Starting at the line with "Read the values", transcribe each line through the final one, both included, and add nothing.

──────── LISTED ENTRIES

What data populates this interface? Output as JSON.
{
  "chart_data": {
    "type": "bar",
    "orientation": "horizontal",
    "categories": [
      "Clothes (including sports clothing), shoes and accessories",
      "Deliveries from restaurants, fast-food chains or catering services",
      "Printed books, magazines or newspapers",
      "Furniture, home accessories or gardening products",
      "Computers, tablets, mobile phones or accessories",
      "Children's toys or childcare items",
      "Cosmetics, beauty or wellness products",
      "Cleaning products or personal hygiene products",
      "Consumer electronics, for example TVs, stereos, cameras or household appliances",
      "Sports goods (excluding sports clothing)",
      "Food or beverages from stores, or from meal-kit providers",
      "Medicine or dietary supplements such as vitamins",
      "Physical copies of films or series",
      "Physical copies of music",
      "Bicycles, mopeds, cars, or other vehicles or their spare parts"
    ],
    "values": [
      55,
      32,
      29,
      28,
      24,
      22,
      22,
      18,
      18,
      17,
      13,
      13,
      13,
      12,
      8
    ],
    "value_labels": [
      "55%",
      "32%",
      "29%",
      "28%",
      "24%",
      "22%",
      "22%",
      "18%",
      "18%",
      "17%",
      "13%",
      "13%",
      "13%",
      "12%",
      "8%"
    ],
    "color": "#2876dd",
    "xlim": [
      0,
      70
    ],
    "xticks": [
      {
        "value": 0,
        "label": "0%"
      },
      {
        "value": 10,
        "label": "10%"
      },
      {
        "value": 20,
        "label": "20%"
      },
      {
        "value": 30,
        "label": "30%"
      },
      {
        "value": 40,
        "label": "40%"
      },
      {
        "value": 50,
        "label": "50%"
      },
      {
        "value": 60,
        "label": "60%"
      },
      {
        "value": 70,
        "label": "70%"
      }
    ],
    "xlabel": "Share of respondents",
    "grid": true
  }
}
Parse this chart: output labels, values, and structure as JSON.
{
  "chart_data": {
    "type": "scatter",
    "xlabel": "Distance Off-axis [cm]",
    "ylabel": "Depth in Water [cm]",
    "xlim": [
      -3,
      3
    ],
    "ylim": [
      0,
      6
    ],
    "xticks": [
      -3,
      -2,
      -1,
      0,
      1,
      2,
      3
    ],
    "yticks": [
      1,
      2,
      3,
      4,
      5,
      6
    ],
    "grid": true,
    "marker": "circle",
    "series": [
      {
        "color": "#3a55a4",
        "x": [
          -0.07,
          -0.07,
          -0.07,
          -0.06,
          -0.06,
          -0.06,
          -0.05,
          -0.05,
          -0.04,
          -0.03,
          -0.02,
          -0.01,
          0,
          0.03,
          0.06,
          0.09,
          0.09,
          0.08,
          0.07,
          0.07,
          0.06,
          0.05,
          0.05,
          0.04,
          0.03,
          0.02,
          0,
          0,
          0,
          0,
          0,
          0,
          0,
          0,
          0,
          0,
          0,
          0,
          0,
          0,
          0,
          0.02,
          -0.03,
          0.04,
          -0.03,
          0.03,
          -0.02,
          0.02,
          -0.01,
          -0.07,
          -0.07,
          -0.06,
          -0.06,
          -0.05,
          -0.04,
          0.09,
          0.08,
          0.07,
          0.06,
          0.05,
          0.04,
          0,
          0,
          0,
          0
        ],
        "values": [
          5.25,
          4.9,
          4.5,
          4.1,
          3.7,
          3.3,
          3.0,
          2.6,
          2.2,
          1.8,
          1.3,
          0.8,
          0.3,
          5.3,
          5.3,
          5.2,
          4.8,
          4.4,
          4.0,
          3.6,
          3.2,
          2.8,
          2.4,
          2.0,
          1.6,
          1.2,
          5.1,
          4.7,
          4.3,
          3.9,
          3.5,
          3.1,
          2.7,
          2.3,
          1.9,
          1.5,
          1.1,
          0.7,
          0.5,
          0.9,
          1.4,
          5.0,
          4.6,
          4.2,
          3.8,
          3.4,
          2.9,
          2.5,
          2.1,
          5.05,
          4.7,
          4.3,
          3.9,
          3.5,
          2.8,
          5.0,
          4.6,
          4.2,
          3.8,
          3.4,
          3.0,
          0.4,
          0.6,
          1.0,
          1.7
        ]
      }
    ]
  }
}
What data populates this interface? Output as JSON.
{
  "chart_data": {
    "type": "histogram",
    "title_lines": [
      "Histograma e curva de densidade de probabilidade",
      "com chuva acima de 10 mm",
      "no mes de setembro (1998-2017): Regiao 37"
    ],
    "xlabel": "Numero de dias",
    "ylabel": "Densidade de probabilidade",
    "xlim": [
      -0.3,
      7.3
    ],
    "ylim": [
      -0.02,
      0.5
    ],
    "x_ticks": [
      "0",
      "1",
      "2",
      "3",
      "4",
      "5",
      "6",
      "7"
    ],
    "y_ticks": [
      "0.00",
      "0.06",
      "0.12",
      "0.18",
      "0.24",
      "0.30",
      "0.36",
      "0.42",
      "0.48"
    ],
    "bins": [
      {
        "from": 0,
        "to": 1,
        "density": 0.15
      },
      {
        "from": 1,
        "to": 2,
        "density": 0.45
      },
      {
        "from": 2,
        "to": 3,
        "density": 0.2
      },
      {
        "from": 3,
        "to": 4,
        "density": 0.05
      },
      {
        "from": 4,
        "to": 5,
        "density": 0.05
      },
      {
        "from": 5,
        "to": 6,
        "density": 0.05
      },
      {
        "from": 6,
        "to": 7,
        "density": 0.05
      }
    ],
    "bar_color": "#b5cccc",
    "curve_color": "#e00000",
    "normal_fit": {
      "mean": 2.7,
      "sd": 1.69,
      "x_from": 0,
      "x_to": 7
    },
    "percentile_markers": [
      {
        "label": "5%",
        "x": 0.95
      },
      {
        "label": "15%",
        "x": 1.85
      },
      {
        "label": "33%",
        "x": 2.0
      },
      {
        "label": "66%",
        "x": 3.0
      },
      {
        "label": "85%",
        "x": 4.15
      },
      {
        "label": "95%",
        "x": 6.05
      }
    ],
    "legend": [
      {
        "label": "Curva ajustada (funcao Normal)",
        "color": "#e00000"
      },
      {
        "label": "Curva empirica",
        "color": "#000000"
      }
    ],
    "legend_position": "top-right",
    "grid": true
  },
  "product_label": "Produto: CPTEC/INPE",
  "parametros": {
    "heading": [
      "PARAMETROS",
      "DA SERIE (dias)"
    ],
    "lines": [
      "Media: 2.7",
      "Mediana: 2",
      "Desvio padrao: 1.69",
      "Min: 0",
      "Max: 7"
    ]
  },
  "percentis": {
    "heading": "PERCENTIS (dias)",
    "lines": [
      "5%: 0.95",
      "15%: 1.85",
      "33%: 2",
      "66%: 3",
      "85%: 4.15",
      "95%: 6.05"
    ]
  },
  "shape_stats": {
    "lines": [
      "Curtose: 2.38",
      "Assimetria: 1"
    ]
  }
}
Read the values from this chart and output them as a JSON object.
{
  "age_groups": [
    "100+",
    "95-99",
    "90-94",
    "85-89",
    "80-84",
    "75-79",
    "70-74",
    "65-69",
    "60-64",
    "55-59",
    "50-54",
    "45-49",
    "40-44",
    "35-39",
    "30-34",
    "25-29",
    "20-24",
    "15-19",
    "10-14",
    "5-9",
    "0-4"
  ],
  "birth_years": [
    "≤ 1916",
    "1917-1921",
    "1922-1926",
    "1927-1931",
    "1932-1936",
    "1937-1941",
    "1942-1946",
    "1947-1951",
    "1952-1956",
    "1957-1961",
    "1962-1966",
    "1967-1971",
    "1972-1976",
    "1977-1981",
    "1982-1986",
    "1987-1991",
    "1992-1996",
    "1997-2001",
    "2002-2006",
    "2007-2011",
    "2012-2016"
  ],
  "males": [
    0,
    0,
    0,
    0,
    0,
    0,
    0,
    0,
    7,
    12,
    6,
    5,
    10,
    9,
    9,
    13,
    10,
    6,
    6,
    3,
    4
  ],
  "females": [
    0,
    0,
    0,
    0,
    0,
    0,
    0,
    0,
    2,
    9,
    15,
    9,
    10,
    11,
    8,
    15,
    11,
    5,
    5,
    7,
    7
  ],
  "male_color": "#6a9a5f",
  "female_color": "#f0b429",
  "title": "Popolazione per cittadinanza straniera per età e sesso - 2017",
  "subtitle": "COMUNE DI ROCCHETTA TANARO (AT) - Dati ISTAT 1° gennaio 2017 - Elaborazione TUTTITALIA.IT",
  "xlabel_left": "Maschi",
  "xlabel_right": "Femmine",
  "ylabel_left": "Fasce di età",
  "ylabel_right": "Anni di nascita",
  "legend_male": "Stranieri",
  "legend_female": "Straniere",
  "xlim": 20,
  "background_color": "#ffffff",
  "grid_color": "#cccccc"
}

────────────────

* [ANSWER TO THE PROBLEM]:
Read the values from this chart and output them as a JSON object.
{
  "age_groups": [
    "100+",
    "95-99",
    "90-94",
    "85-89",
    "80-84",
    "75-79",
    "70-74",
    "65-69",
    "60-64",
    "55-59",
    "50-54",
    "45-49",
    "40-44",
    "35-39",
    "30-34",
    "25-29",
    "20-24",
    "15-19",
    "10-14",
    "5-9",
    "0-4"
  ],
  "birth_years": [
    "≤ 1916",
    "1917-1921",
    "1922-1926",
    "1927-1931",
    "1932-1936",
    "1937-1941",
    "1942-1946",
    "1947-1951",
    "1952-1956",
    "1957-1961",
    "1962-1966",
    "1967-1971",
    "1972-1976",
    "1977-1981",
    "1982-1986",
    "1987-1991",
    "1992-1996",
    "1997-2001",
    "2002-2006",
    "2007-2011",
    "2012-2016"
  ],
  "males": [
    0,
    0,
    0,
    0,
    0,
    0,
    0,
    0,
    7,
    12,
    6,
    5,
    10,
    9,
    9,
    13,
    10,
    6,
    6,
    3,
    4
  ],
  "females": [
    0,
    0,
    0,
    0,
    0,
    0,
    0,
    0,
    2,
    9,
    15,
    9,
    10,
    11,
    8,
    15,
    11,
    5,
    5,
    7,
    7
  ],
  "male_color": "#6a9a5f",
  "female_color": "#f0b429",
  "title": "Popolazione per cittadinanza straniera per età e sesso - 2017",
  "subtitle": "COMUNE DI ROCCHETTA TANARO (AT) - Dati ISTAT 1° gennaio 2017 - Elaborazione TUTTITALIA.IT",
  "xlabel_left": "Maschi",
  "xlabel_right": "Femmine",
  "ylabel_left": "Fasce di età",
  "ylabel_right": "Anni di nascita",
  "legend_male": "Stranieri",
  "legend_female": "Straniere",
  "xlim": 20,
  "background_color": "#ffffff",
  "grid_color": "#cccccc"
}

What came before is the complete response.